Data records
----------

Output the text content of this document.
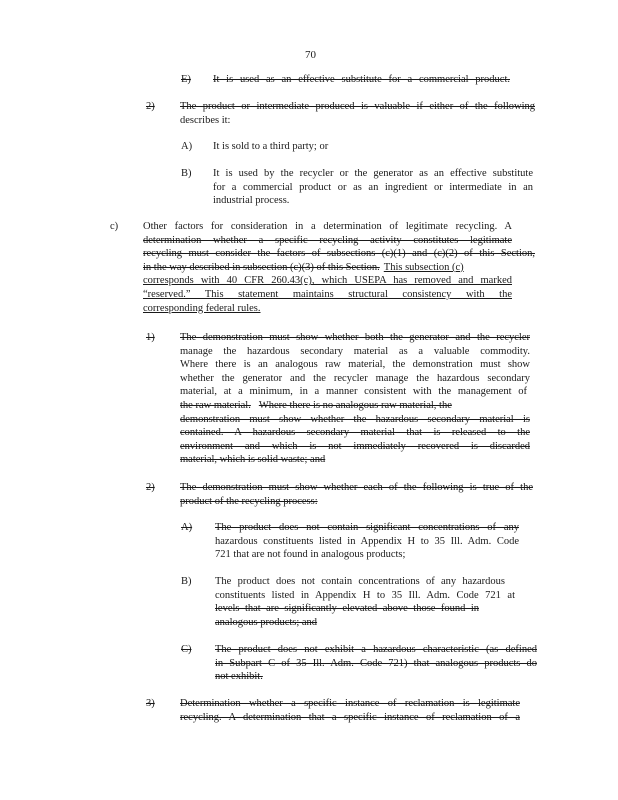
70
E) It is used as an effective substitute for a commercial product.
2) The product or intermediate produced is valuable if either of the following
describes it:
A) It is sold to a third party; or
B) It is used by the recycler or the generator as an effective substitute
for a commercial product or as an ingredient or intermediate in an
industrial process.
c) Other factors for consideration in a determination of legitimate recycling. A
determination whether a specific recycling activity constitutes legitimate
recycling must consider the factors of subsections (c)(1) and (c)(2) of this Section,
in the way described in subsection (c)(3) of this Section. This subsection (c)
corresponds with 40 CFR 260.43(c), which USEPA has removed and marked
“reserved.” This statement maintains structural consistency with the
corresponding federal rules.
1) The demonstration must show whether both the generator and the recycler
manage the hazardous secondary material as a valuable commodity.
Where there is an analogous raw material, the demonstration must show
whether the generator and the recycler manage the hazardous secondary
material, at a minimum, in a manner consistent with the management of
the raw material. Where there is no analogous raw material, the
demonstration must show whether the hazardous secondary material is
contained. A hazardous secondary material that is released to the
environment and which is not immediately recovered is discarded
material, which is solid waste; and
2) The demonstration must show whether each of the following is true of the
product of the recycling process:
A) The product does not contain significant concentrations of any
hazardous constituents listed in Appendix H to 35 Ill. Adm. Code
721 that are not found in analogous products;
B) The product does not contain concentrations of any hazardous
constituents listed in Appendix H to 35 Ill. Adm. Code 721 at
levels that are significantly elevated above those found in
analogous products; and
C) The product does not exhibit a hazardous characteristic (as defined
in Subpart C of 35 Ill. Adm. Code 721) that analogous products do
not exhibit.
3) Determination whether a specific instance of reclamation is legitimate
recycling. A determination that a specific instance of reclamation of a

----------

GIVEN EXERCISE -> Count how many lines include the string "factors". Nothing but the number is needed.

RESPONSE BELOW -> 2